■ DIRECTIONS ■
Set the listing down again exactly, please, apart from its pictures.

Dataset records
-- begin --

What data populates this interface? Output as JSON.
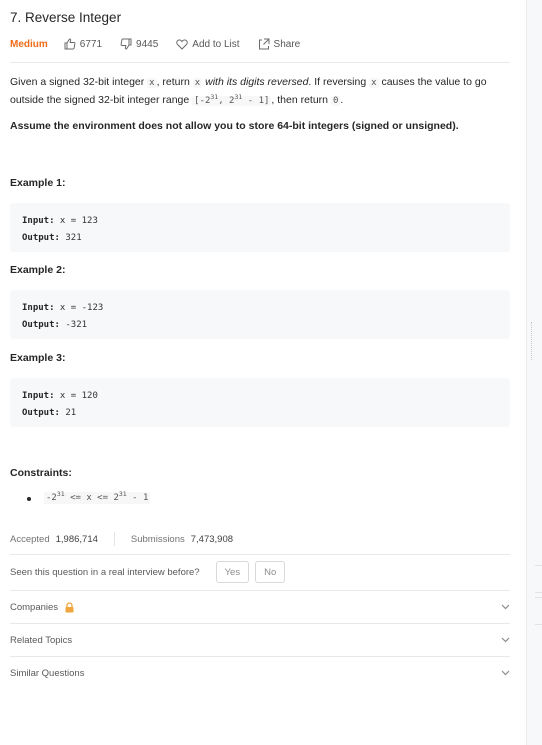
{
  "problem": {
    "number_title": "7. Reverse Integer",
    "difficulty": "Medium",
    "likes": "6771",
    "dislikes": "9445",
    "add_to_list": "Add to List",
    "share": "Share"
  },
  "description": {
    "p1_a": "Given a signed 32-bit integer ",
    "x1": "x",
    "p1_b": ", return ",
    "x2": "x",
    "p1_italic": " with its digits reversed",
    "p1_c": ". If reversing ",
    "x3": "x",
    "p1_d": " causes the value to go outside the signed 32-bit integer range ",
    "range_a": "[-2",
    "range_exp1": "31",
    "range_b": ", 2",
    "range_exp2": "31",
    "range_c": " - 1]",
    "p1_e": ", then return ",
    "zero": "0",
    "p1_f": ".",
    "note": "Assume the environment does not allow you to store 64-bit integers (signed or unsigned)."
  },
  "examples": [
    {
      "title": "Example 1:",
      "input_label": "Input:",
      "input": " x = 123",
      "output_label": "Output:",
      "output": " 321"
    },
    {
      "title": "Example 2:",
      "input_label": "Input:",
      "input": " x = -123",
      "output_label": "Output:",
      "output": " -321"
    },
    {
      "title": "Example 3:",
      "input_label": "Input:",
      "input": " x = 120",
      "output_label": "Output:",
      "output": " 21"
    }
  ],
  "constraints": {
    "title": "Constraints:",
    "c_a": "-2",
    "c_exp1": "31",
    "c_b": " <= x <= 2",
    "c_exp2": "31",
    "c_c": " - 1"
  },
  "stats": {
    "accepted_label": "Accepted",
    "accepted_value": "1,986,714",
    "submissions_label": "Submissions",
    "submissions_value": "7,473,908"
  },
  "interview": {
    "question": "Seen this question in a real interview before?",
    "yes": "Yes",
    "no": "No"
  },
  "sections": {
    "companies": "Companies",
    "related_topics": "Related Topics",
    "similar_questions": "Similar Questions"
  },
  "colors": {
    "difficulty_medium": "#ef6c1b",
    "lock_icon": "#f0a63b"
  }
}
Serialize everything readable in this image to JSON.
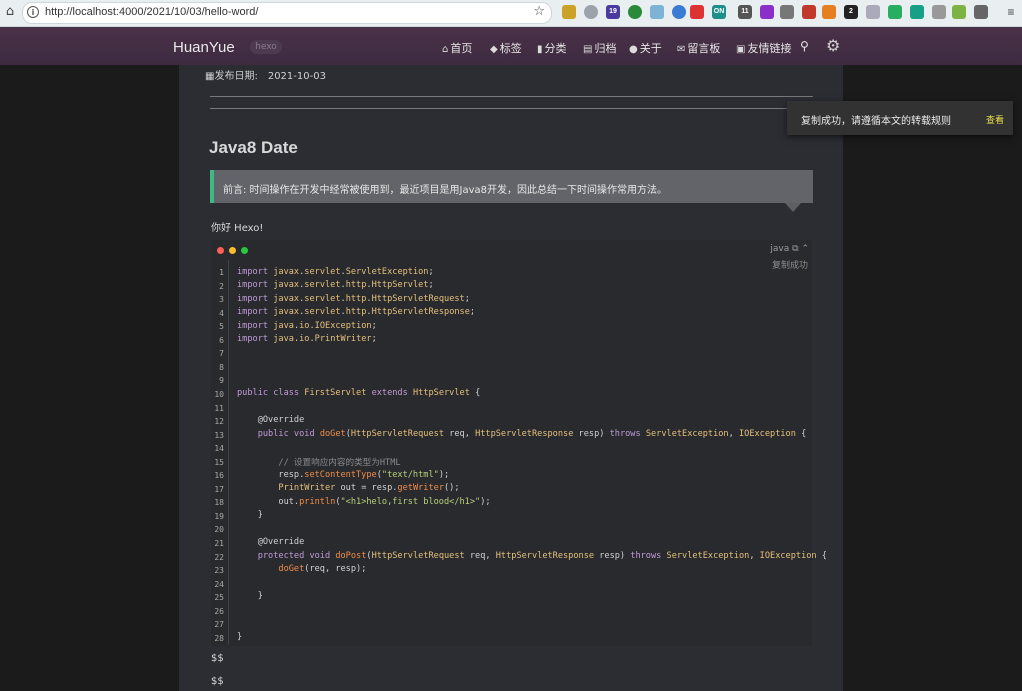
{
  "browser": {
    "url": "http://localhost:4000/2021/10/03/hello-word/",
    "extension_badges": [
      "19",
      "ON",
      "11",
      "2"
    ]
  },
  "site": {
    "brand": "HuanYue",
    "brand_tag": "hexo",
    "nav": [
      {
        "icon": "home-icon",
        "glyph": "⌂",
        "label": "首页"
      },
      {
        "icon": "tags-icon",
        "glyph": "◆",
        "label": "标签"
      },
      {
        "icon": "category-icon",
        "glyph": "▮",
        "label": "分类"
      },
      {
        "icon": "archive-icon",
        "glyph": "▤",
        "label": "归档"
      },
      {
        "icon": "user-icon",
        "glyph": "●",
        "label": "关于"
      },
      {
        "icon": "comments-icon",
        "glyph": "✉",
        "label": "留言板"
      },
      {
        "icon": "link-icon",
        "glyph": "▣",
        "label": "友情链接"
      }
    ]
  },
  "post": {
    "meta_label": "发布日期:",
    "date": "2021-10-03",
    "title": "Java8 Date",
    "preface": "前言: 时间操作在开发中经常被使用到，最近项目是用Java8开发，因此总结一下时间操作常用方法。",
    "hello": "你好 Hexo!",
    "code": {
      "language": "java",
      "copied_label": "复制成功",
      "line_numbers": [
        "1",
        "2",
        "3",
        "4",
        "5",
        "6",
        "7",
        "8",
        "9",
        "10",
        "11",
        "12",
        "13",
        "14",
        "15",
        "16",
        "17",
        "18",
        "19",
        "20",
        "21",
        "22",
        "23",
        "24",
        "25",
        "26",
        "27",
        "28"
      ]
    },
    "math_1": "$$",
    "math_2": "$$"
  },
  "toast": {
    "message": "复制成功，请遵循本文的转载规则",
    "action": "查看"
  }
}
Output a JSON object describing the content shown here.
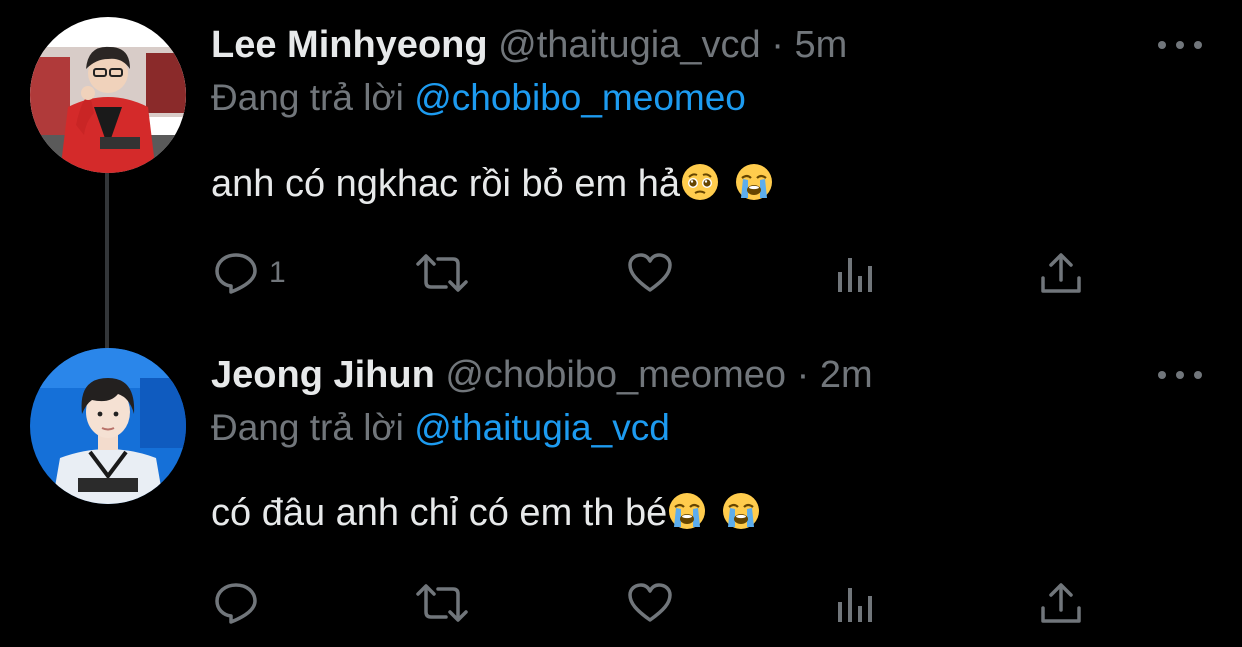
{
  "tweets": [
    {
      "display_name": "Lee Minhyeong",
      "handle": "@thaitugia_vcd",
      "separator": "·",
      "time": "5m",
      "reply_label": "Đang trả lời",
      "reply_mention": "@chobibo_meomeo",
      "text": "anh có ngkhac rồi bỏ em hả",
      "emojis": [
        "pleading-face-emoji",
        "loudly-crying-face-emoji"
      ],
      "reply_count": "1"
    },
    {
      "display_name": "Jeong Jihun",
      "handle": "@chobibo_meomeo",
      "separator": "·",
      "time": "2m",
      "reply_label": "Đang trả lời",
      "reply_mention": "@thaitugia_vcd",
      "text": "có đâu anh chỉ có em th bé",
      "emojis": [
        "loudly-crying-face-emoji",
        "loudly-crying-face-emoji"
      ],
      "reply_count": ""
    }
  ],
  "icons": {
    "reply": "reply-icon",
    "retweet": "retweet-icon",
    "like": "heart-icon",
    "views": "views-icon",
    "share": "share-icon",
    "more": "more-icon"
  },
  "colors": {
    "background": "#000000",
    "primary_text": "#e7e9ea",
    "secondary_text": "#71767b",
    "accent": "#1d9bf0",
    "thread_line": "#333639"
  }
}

-- end --

■ RESULT OF THIS EXERCISE ■
What data populates this interface? Output as JSON.
{
  "problem": {
    "number_title": "7. Reverse Integer",
    "difficulty": "Medium",
    "likes": "6771",
    "dislikes": "9445",
    "add_to_list": "Add to List",
    "share": "Share"
  },
  "description": {
    "p1_a": "Given a signed 32-bit integer ",
    "x1": "x",
    "p1_b": ", return ",
    "x2": "x",
    "p1_italic": " with its digits reversed",
    "p1_c": ". If reversing ",
    "x3": "x",
    "p1_d": " causes the value to go outside the signed 32-bit integer range ",
    "range_a": "[-2",
    "range_exp1": "31",
    "range_b": ", 2",
    "range_exp2": "31",
    "range_c": " - 1]",
    "p1_e": ", then return ",
    "zero": "0",
    "p1_f": ".",
    "note": "Assume the environment does not allow you to store 64-bit integers (signed or unsigned)."
  },
  "examples": [
    {
      "title": "Example 1:",
      "input_label": "Input:",
      "input": " x = 123",
      "output_label": "Output:",
      "output": " 321"
    },
    {
      "title": "Example 2:",
      "input_label": "Input:",
      "input": " x = -123",
      "output_label": "Output:",
      "output": " -321"
    },
    {
      "title": "Example 3:",
      "input_label": "Input:",
      "input": " x = 120",
      "output_label": "Output:",
      "output": " 21"
    }
  ],
  "constraints": {
    "title": "Constraints:",
    "c_a": "-2",
    "c_exp1": "31",
    "c_b": " <= x <= 2",
    "c_exp2": "31",
    "c_c": " - 1"
  },
  "stats": {
    "accepted_label": "Accepted",
    "accepted_value": "1,986,714",
    "submissions_label": "Submissions",
    "submissions_value": "7,473,908"
  },
  "interview": {
    "question": "Seen this question in a real interview before?",
    "yes": "Yes",
    "no": "No"
  },
  "sections": {
    "companies": "Companies",
    "related_topics": "Related Topics",
    "similar_questions": "Similar Questions"
  },
  "colors": {
    "difficulty_medium": "#ef6c1b",
    "lock_icon": "#f0a63b"
  }
}
Serialize everything readable in this image to JSON.
{
  "browser": {
    "url": "http://localhost:4000/2021/10/03/hello-word/",
    "extension_badges": [
      "19",
      "ON",
      "11",
      "2"
    ]
  },
  "site": {
    "brand": "HuanYue",
    "brand_tag": "hexo",
    "nav": [
      {
        "icon": "home-icon",
        "glyph": "⌂",
        "label": "首页"
      },
      {
        "icon": "tags-icon",
        "glyph": "◆",
        "label": "标签"
      },
      {
        "icon": "category-icon",
        "glyph": "▮",
        "label": "分类"
      },
      {
        "icon": "archive-icon",
        "glyph": "▤",
        "label": "归档"
      },
      {
        "icon": "user-icon",
        "glyph": "●",
        "label": "关于"
      },
      {
        "icon": "comments-icon",
        "glyph": "✉",
        "label": "留言板"
      },
      {
        "icon": "link-icon",
        "glyph": "▣",
        "label": "友情链接"
      }
    ]
  },
  "post": {
    "meta_label": "发布日期:",
    "date": "2021-10-03",
    "title": "Java8 Date",
    "preface": "前言: 时间操作在开发中经常被使用到，最近项目是用Java8开发，因此总结一下时间操作常用方法。",
    "hello": "你好 Hexo!",
    "code": {
      "language": "java",
      "copied_label": "复制成功",
      "line_numbers": [
        "1",
        "2",
        "3",
        "4",
        "5",
        "6",
        "7",
        "8",
        "9",
        "10",
        "11",
        "12",
        "13",
        "14",
        "15",
        "16",
        "17",
        "18",
        "19",
        "20",
        "21",
        "22",
        "23",
        "24",
        "25",
        "26",
        "27",
        "28"
      ]
    },
    "math_1": "$$",
    "math_2": "$$"
  },
  "toast": {
    "message": "复制成功，请遵循本文的转载规则",
    "action": "查看"
  }
}
Output a JSON object describing the content shown here.
{
  "tweets": [
    {
      "display_name": "Lee Minhyeong",
      "handle": "@thaitugia_vcd",
      "separator": "·",
      "time": "5m",
      "reply_label": "Đang trả lời",
      "reply_mention": "@chobibo_meomeo",
      "text": "anh có ngkhac rồi bỏ em hả",
      "emojis": [
        "pleading-face-emoji",
        "loudly-crying-face-emoji"
      ],
      "reply_count": "1"
    },
    {
      "display_name": "Jeong Jihun",
      "handle": "@chobibo_meomeo",
      "separator": "·",
      "time": "2m",
      "reply_label": "Đang trả lời",
      "reply_mention": "@thaitugia_vcd",
      "text": "có đâu anh chỉ có em th bé",
      "emojis": [
        "loudly-crying-face-emoji",
        "loudly-crying-face-emoji"
      ],
      "reply_count": ""
    }
  ],
  "icons": {
    "reply": "reply-icon",
    "retweet": "retweet-icon",
    "like": "heart-icon",
    "views": "views-icon",
    "share": "share-icon",
    "more": "more-icon"
  },
  "colors": {
    "background": "#000000",
    "primary_text": "#e7e9ea",
    "secondary_text": "#71767b",
    "accent": "#1d9bf0",
    "thread_line": "#333639"
  }
}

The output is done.